[Stored data]

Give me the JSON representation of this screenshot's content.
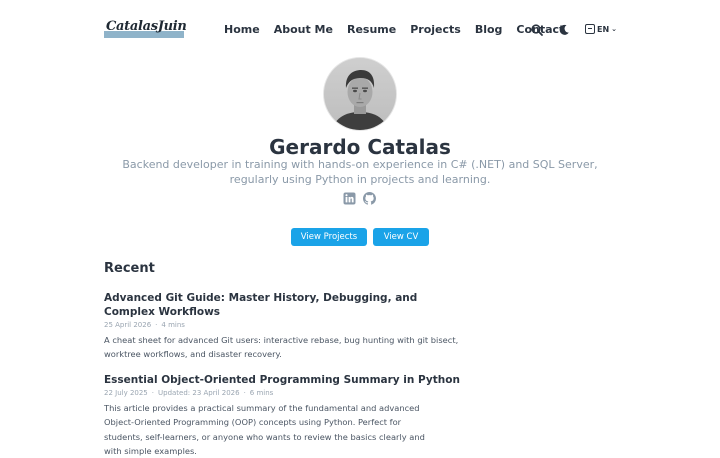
{
  "header": {
    "logo_text": "CatalasJuin",
    "nav": [
      "Home",
      "About Me",
      "Resume",
      "Projects",
      "Blog",
      "Contact"
    ],
    "language": "EN",
    "icons": [
      "search-icon",
      "moon-icon",
      "translate-icon",
      "chevron-down-icon"
    ]
  },
  "profile": {
    "name": "Gerardo Catalas",
    "bio": "Backend developer in training with hands-on experience in C# (.NET) and SQL Server, regularly using Python in projects and learning.",
    "socials": [
      "linkedin-icon",
      "github-icon"
    ],
    "buttons": {
      "projects": " View Projects",
      "cv": " View CV"
    }
  },
  "recent": {
    "heading": "Recent",
    "posts": [
      {
        "title": "Advanced Git Guide: Master History, Debugging, and Complex Workflows",
        "date": "25 April 2026",
        "read_time": "4 mins",
        "excerpt": "A cheat sheet for advanced Git users: interactive rebase, bug hunting with git bisect, worktree workflows, and disaster recovery."
      },
      {
        "title": "Essential Object-Oriented Programming Summary in Python",
        "date": "22 July 2025",
        "updated": "Updated: 23 April 2026",
        "read_time": "6 mins",
        "excerpt": "This article provides a practical summary of the fundamental and advanced Object-Oriented Programming (OOP) concepts using Python. Perfect for students, self-learners, or anyone who wants to review the basics clearly and with simple examples."
      }
    ]
  },
  "colors": {
    "accent": "#1aa3e8",
    "text": "#2b3440",
    "muted": "#8a99a8"
  }
}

● **Your task**
Transcribe the records above exactly as they appear, leaving out any pictures.

● **Task response**
Give me the JSON representation of this screenshot's content.
{
  "header": {
    "logo_text": "CatalasJuin",
    "nav": [
      "Home",
      "About Me",
      "Resume",
      "Projects",
      "Blog",
      "Contact"
    ],
    "language": "EN",
    "icons": [
      "search-icon",
      "moon-icon",
      "translate-icon",
      "chevron-down-icon"
    ]
  },
  "profile": {
    "name": "Gerardo Catalas",
    "bio": "Backend developer in training with hands-on experience in C# (.NET) and SQL Server, regularly using Python in projects and learning.",
    "socials": [
      "linkedin-icon",
      "github-icon"
    ],
    "buttons": {
      "projects": " View Projects",
      "cv": " View CV"
    }
  },
  "recent": {
    "heading": "Recent",
    "posts": [
      {
        "title": "Advanced Git Guide: Master History, Debugging, and Complex Workflows",
        "date": "25 April 2026",
        "read_time": "4 mins",
        "excerpt": "A cheat sheet for advanced Git users: interactive rebase, bug hunting with git bisect, worktree workflows, and disaster recovery."
      },
      {
        "title": "Essential Object-Oriented Programming Summary in Python",
        "date": "22 July 2025",
        "updated": "Updated: 23 April 2026",
        "read_time": "6 mins",
        "excerpt": "This article provides a practical summary of the fundamental and advanced Object-Oriented Programming (OOP) concepts using Python. Perfect for students, self-learners, or anyone who wants to review the basics clearly and with simple examples."
      }
    ]
  },
  "colors": {
    "accent": "#1aa3e8",
    "text": "#2b3440",
    "muted": "#8a99a8"
  }
}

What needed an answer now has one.